Set task
Pick every line from the data that holds the word "this".

(Some records)
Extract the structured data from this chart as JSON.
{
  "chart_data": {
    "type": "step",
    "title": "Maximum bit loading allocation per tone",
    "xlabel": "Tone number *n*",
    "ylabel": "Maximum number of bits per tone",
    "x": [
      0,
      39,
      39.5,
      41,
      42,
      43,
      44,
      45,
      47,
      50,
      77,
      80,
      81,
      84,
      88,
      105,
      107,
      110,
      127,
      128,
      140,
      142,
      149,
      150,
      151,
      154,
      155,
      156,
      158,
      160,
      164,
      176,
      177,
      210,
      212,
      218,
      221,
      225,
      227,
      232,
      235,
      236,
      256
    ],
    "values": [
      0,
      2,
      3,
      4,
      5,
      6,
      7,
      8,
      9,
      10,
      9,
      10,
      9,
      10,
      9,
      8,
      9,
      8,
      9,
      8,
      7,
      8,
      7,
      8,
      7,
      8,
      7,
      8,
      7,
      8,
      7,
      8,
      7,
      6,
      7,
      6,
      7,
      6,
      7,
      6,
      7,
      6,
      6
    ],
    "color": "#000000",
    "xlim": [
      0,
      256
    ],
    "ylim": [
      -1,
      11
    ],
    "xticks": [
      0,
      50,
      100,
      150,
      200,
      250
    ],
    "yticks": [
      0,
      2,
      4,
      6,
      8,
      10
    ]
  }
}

* * *

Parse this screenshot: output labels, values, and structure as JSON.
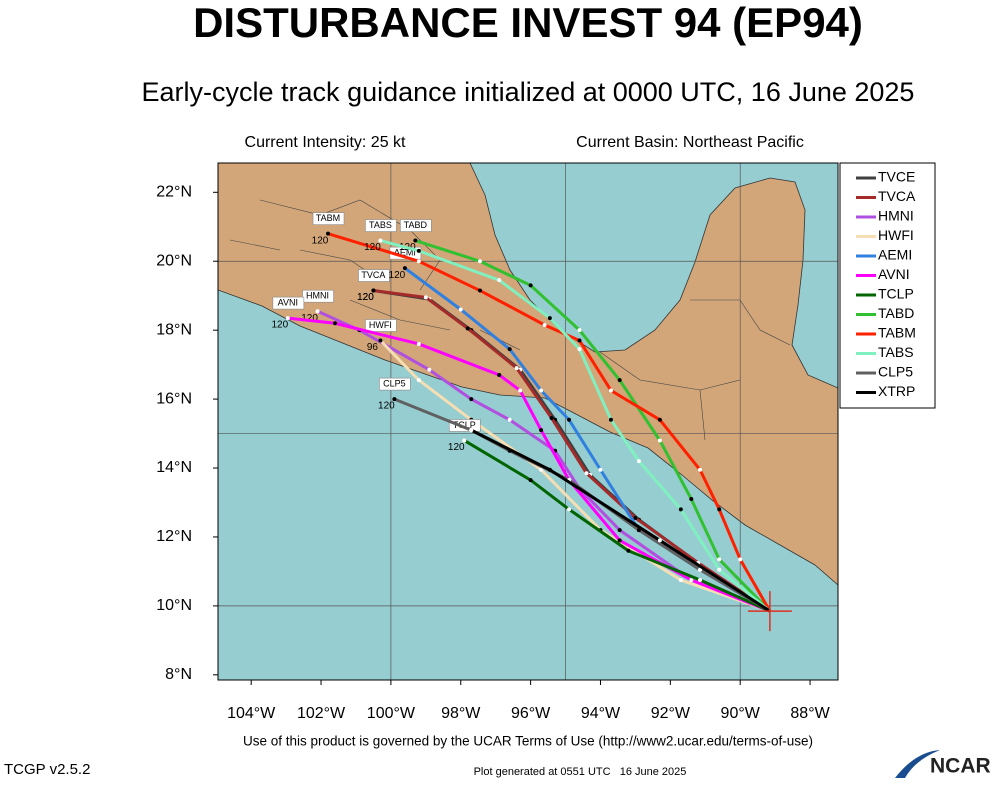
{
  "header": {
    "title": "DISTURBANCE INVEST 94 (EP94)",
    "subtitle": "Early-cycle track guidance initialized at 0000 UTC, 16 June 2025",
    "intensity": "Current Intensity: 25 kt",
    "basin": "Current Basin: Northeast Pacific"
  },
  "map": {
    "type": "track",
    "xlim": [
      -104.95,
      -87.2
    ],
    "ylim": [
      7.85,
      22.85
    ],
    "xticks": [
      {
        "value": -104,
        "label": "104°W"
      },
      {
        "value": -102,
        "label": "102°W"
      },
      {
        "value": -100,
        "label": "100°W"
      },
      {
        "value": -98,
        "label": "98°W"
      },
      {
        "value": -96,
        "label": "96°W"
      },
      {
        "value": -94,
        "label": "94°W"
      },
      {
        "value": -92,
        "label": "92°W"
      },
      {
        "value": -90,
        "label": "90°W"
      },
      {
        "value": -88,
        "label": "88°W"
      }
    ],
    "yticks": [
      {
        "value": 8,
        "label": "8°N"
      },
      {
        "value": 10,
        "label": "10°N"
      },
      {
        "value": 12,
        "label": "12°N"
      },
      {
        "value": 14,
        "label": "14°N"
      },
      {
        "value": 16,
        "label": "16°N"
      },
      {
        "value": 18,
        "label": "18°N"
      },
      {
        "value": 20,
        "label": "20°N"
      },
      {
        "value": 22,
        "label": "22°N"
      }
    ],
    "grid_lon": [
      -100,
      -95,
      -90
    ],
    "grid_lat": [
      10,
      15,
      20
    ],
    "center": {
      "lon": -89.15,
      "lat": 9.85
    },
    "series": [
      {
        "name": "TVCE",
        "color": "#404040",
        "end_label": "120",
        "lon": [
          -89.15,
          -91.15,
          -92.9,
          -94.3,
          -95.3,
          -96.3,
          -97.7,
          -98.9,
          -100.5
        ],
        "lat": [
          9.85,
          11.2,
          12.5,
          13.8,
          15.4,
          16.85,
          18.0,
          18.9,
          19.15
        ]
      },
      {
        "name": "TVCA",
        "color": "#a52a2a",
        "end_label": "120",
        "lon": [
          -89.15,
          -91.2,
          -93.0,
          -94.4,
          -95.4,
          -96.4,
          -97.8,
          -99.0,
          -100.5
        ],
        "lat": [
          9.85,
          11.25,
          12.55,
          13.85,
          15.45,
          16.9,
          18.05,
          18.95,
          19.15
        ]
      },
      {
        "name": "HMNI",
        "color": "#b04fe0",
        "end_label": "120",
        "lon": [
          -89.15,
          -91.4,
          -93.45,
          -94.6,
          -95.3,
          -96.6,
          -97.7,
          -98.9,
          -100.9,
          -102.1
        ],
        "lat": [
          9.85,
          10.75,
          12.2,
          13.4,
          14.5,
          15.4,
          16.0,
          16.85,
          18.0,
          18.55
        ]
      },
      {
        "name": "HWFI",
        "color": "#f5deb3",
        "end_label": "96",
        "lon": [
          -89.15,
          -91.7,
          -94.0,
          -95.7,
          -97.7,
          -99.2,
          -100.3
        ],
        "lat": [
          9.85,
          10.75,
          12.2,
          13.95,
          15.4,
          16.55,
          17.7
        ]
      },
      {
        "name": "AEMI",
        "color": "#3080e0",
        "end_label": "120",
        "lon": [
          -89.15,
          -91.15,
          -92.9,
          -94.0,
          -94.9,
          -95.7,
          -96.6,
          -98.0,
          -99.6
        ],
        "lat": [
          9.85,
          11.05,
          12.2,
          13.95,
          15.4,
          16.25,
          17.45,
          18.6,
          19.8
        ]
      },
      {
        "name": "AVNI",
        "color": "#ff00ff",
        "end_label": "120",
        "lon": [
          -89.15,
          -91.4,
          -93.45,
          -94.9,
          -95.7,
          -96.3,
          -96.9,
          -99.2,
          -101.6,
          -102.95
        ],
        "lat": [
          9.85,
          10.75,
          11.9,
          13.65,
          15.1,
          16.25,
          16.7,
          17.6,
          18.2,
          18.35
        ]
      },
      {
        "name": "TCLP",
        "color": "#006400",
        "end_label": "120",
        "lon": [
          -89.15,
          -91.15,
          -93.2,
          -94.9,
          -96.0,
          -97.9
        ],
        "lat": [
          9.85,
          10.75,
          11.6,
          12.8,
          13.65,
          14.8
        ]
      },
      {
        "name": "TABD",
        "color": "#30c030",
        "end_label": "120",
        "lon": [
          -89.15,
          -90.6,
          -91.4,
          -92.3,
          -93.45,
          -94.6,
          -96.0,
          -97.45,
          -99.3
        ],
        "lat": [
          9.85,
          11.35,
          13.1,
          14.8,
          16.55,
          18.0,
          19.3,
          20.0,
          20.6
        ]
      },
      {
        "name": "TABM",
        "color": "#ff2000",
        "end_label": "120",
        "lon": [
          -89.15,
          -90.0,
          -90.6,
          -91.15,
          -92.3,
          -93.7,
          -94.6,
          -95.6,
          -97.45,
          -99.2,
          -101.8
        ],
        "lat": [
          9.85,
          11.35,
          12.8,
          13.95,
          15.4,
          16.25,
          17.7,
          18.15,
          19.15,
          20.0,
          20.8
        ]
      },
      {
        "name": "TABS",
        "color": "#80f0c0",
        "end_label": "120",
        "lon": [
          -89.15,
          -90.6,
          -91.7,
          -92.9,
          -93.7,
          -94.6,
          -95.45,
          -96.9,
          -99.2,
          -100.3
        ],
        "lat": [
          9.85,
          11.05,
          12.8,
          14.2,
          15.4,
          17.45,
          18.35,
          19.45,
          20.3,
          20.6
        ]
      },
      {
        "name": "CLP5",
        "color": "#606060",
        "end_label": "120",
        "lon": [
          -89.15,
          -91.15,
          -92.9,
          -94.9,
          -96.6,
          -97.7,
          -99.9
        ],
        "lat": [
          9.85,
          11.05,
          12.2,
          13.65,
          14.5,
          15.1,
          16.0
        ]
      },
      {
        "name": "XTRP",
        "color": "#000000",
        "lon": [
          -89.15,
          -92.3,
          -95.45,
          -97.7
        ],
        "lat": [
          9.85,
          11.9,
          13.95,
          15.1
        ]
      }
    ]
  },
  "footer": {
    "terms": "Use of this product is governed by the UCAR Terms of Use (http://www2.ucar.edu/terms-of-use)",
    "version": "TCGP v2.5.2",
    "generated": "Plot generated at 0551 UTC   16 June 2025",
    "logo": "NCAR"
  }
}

...

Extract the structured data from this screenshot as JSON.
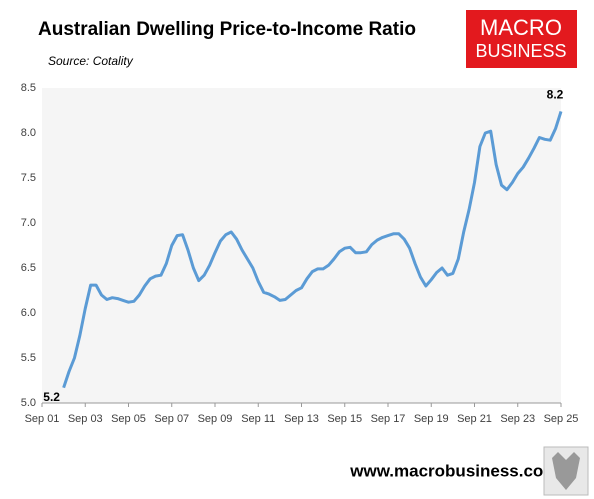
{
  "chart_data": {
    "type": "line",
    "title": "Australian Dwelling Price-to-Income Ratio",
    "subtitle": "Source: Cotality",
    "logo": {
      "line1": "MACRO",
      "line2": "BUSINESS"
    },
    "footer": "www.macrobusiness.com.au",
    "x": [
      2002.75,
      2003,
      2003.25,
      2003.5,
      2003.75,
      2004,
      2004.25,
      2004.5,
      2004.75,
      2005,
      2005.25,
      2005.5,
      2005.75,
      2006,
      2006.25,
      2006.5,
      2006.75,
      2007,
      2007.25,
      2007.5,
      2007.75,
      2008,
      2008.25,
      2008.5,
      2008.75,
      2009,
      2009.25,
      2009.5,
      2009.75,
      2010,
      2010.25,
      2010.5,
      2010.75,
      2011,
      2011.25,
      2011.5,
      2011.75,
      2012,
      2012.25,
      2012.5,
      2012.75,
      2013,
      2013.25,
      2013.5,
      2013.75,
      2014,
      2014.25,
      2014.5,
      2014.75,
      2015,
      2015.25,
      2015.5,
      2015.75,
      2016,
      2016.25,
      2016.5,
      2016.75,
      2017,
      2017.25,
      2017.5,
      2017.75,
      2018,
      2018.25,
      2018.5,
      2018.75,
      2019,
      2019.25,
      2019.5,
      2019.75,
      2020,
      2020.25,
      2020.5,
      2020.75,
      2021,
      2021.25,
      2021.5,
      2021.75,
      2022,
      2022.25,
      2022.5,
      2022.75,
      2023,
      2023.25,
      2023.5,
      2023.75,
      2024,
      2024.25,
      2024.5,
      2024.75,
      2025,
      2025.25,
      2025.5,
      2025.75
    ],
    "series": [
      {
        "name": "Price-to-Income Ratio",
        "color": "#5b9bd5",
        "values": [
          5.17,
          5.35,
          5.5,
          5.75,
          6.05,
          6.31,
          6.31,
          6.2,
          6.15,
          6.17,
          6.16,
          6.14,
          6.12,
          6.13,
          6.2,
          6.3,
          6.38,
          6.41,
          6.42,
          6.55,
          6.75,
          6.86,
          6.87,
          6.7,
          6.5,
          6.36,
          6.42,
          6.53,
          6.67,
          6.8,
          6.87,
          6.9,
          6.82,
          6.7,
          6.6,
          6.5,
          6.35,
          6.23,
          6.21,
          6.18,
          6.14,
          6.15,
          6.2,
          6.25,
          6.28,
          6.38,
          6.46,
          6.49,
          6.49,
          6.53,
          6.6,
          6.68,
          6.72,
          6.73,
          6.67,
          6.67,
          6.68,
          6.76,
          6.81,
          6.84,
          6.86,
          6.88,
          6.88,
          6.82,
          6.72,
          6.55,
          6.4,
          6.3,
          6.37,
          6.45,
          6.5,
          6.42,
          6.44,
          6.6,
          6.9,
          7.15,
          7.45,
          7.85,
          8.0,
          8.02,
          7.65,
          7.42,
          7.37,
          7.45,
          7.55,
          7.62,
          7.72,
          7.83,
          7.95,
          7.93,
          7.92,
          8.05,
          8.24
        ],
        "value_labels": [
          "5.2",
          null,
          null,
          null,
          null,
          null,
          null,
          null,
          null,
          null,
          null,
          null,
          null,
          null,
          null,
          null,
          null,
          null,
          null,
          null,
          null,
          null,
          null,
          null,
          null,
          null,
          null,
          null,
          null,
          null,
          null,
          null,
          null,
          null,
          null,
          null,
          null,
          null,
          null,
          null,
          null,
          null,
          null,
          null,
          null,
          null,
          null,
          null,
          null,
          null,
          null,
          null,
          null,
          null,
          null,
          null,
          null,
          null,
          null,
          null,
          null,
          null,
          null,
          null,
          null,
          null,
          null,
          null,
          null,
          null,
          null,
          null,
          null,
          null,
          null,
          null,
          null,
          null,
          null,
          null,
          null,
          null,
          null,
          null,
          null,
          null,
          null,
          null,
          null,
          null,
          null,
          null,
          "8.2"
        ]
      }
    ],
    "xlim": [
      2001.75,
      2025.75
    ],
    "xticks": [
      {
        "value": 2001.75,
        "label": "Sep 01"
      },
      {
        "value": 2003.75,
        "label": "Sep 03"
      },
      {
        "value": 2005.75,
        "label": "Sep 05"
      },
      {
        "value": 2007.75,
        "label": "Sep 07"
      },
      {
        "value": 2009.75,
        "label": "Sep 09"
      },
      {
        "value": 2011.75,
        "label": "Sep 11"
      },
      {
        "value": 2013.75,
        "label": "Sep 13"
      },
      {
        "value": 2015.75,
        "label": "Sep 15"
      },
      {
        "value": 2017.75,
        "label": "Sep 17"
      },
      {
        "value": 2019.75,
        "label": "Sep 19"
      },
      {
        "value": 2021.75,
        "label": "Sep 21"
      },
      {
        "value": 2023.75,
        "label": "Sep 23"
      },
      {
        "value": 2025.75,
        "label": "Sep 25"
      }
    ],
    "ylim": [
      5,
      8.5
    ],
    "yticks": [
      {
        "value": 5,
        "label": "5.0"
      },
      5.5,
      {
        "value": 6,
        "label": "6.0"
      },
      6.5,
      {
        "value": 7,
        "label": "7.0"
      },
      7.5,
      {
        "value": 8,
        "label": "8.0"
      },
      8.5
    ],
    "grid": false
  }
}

Task answer
Extract the structured data from this chart as JSON.
Parse this screenshot: output labels, values, and structure as JSON.
    "terms": "Use of this product is governed by the UCAR Terms of Use (http://www2.ucar.edu/terms-of-use)",
Extract the structured data from this screenshot as JSON.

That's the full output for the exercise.